Entries from a dataset
——————————
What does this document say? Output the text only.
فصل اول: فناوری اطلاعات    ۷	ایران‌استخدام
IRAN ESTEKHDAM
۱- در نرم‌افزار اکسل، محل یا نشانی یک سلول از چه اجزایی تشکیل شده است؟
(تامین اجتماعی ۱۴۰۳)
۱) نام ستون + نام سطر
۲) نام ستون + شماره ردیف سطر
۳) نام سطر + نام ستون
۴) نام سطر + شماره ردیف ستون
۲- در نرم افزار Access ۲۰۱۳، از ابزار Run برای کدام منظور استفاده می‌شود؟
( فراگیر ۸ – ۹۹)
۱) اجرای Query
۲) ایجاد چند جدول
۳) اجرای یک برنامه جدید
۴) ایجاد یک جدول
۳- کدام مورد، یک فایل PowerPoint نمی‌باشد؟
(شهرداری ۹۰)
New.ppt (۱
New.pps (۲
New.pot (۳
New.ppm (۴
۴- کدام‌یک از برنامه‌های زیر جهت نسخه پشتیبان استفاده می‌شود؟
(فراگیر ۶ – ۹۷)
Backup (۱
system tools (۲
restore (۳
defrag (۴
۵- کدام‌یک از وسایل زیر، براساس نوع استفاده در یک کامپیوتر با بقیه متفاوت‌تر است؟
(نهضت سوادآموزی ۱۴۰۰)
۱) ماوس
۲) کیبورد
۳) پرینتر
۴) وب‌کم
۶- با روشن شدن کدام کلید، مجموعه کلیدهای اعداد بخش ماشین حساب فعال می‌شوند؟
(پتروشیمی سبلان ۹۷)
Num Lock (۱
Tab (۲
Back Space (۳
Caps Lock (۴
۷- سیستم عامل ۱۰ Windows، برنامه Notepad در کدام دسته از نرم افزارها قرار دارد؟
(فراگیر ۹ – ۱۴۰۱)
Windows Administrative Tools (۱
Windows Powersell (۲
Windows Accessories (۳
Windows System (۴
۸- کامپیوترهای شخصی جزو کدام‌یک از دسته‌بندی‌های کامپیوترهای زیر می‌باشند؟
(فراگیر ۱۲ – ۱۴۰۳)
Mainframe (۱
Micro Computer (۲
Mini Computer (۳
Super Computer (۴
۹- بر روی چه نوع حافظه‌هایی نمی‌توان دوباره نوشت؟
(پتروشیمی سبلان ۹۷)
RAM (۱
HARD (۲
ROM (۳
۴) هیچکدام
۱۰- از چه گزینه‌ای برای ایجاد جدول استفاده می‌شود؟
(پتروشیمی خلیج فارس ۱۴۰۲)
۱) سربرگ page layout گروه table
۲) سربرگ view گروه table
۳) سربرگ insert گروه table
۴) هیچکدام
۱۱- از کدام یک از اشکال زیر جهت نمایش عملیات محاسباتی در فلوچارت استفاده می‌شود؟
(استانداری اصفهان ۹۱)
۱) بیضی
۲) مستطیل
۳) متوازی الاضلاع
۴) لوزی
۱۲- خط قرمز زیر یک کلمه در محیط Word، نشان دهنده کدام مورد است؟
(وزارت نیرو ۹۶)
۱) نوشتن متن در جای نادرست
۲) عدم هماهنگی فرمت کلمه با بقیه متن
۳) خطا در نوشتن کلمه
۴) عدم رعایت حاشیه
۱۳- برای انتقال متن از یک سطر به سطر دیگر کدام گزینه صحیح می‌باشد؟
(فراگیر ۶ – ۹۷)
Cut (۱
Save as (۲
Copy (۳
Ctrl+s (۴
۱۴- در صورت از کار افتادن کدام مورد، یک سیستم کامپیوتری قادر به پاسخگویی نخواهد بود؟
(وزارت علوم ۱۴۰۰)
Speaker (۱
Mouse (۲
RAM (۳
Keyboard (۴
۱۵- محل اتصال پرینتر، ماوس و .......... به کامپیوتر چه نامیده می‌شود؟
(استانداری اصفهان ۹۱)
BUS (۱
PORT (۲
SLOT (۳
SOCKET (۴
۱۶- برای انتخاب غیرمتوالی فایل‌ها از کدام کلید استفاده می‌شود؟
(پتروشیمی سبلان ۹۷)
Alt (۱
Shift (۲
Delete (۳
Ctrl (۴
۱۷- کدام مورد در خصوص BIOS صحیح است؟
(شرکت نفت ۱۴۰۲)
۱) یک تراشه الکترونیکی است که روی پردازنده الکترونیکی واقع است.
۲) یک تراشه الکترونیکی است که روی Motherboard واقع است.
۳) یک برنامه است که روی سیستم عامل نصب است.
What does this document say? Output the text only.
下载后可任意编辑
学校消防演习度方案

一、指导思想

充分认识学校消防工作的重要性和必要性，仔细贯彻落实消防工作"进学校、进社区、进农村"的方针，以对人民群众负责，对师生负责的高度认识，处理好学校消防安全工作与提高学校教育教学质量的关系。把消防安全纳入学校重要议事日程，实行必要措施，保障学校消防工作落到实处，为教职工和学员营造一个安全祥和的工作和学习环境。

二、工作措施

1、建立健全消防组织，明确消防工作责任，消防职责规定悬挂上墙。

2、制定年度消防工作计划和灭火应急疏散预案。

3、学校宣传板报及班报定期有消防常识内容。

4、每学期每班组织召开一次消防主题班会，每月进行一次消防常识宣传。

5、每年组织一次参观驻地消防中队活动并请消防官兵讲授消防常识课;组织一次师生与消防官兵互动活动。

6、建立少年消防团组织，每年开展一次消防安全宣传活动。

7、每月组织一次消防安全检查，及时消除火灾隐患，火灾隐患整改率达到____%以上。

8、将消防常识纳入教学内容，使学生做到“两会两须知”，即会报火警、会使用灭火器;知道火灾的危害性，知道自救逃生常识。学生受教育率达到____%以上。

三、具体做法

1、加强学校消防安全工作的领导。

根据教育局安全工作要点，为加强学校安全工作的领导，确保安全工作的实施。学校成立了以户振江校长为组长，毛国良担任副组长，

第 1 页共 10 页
——————————
Take each line of the material that contains the word "کلمه" and list it.

Correct output
۱۲- خط قرمز زیر یک کلمه در محیط Word، نشان دهنده کدام مورد است؟
۲) عدم هماهنگی فرمت کلمه با بقیه متن
۳) خطا در نوشتن کلمه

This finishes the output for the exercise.